**EXERCISE OBJECTIVE**.
Transcribe the material in full. Nothing should differ except that the pictures are left out.

**RECORD EXTRACTS**.
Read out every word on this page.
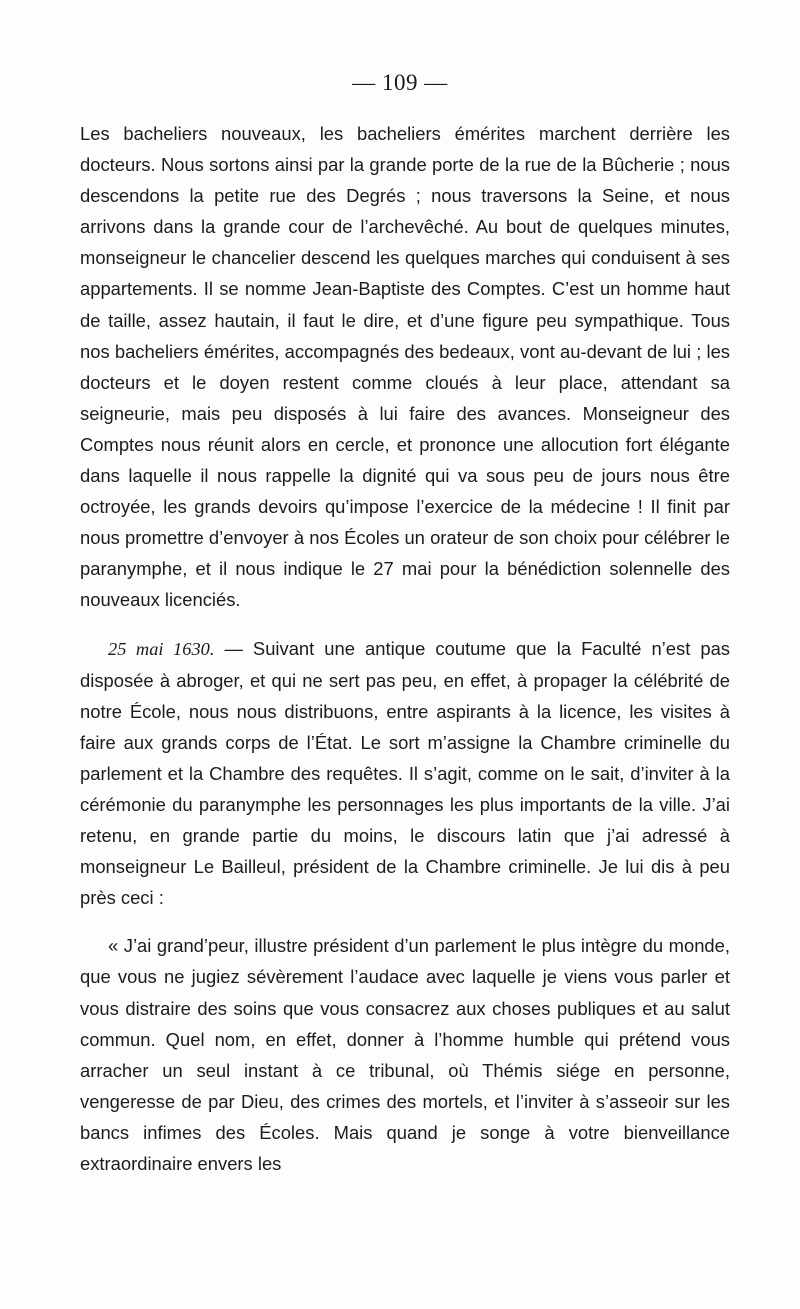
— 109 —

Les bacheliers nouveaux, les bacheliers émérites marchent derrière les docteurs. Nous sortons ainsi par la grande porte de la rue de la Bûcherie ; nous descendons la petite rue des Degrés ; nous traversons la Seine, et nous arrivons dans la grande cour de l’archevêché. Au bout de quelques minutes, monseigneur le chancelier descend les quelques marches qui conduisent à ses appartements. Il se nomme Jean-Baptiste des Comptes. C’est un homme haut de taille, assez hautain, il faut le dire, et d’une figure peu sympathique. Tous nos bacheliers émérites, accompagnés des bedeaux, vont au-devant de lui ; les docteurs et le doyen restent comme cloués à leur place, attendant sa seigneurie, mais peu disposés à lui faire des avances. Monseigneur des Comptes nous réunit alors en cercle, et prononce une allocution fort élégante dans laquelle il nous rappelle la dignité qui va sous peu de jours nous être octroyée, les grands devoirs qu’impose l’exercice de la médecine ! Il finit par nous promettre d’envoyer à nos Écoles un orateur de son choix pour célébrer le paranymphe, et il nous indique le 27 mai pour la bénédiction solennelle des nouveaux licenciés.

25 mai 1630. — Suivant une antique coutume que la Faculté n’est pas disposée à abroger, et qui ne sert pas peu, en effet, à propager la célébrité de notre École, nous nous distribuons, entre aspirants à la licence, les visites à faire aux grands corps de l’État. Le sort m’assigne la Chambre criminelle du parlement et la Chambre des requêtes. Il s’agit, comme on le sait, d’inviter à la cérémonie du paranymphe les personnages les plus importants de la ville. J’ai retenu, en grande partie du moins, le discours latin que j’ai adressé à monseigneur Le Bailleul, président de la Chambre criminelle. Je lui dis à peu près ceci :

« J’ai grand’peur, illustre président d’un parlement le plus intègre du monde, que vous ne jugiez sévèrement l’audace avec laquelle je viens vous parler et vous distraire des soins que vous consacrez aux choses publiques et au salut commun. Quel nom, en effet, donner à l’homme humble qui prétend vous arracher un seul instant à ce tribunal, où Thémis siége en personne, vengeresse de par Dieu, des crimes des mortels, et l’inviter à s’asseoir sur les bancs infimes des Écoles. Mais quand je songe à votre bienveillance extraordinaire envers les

**RESULT OF THE EXERCISE**.
Read out every word on this page.
— 109 —

Les bacheliers nouveaux, les bacheliers émérites marchent derrière les docteurs. Nous sortons ainsi par la grande porte de la rue de la Bûcherie ; nous descendons la petite rue des Degrés ; nous traversons la Seine, et nous arrivons dans la grande cour de l’archevêché. Au bout de quelques minutes, monseigneur le chancelier descend les quelques marches qui conduisent à ses appartements. Il se nomme Jean-Baptiste des Comptes. C’est un homme haut de taille, assez hautain, il faut le dire, et d’une figure peu sympathique. Tous nos bacheliers émérites, accompagnés des bedeaux, vont au-devant de lui ; les docteurs et le doyen restent comme cloués à leur place, attendant sa seigneurie, mais peu disposés à lui faire des avances. Monseigneur des Comptes nous réunit alors en cercle, et prononce une allocution fort élégante dans laquelle il nous rappelle la dignité qui va sous peu de jours nous être octroyée, les grands devoirs qu’impose l’exercice de la médecine ! Il finit par nous promettre d’envoyer à nos Écoles un orateur de son choix pour célébrer le paranymphe, et il nous indique le 27 mai pour la bénédiction solennelle des nouveaux licenciés.

25 mai 1630. — Suivant une antique coutume que la Faculté n’est pas disposée à abroger, et qui ne sert pas peu, en effet, à propager la célébrité de notre École, nous nous distribuons, entre aspirants à la licence, les visites à faire aux grands corps de l’État. Le sort m’assigne la Chambre criminelle du parlement et la Chambre des requêtes. Il s’agit, comme on le sait, d’inviter à la cérémonie du paranymphe les personnages les plus importants de la ville. J’ai retenu, en grande partie du moins, le discours latin que j’ai adressé à monseigneur Le Bailleul, président de la Chambre criminelle. Je lui dis à peu près ceci :

« J’ai grand’peur, illustre président d’un parlement le plus intègre du monde, que vous ne jugiez sévèrement l’audace avec laquelle je viens vous parler et vous distraire des soins que vous consacrez aux choses publiques et au salut commun. Quel nom, en effet, donner à l’homme humble qui prétend vous arracher un seul instant à ce tribunal, où Thémis siége en personne, vengeresse de par Dieu, des crimes des mortels, et l’inviter à s’asseoir sur les bancs infimes des Écoles. Mais quand je songe à votre bienveillance extraordinaire envers les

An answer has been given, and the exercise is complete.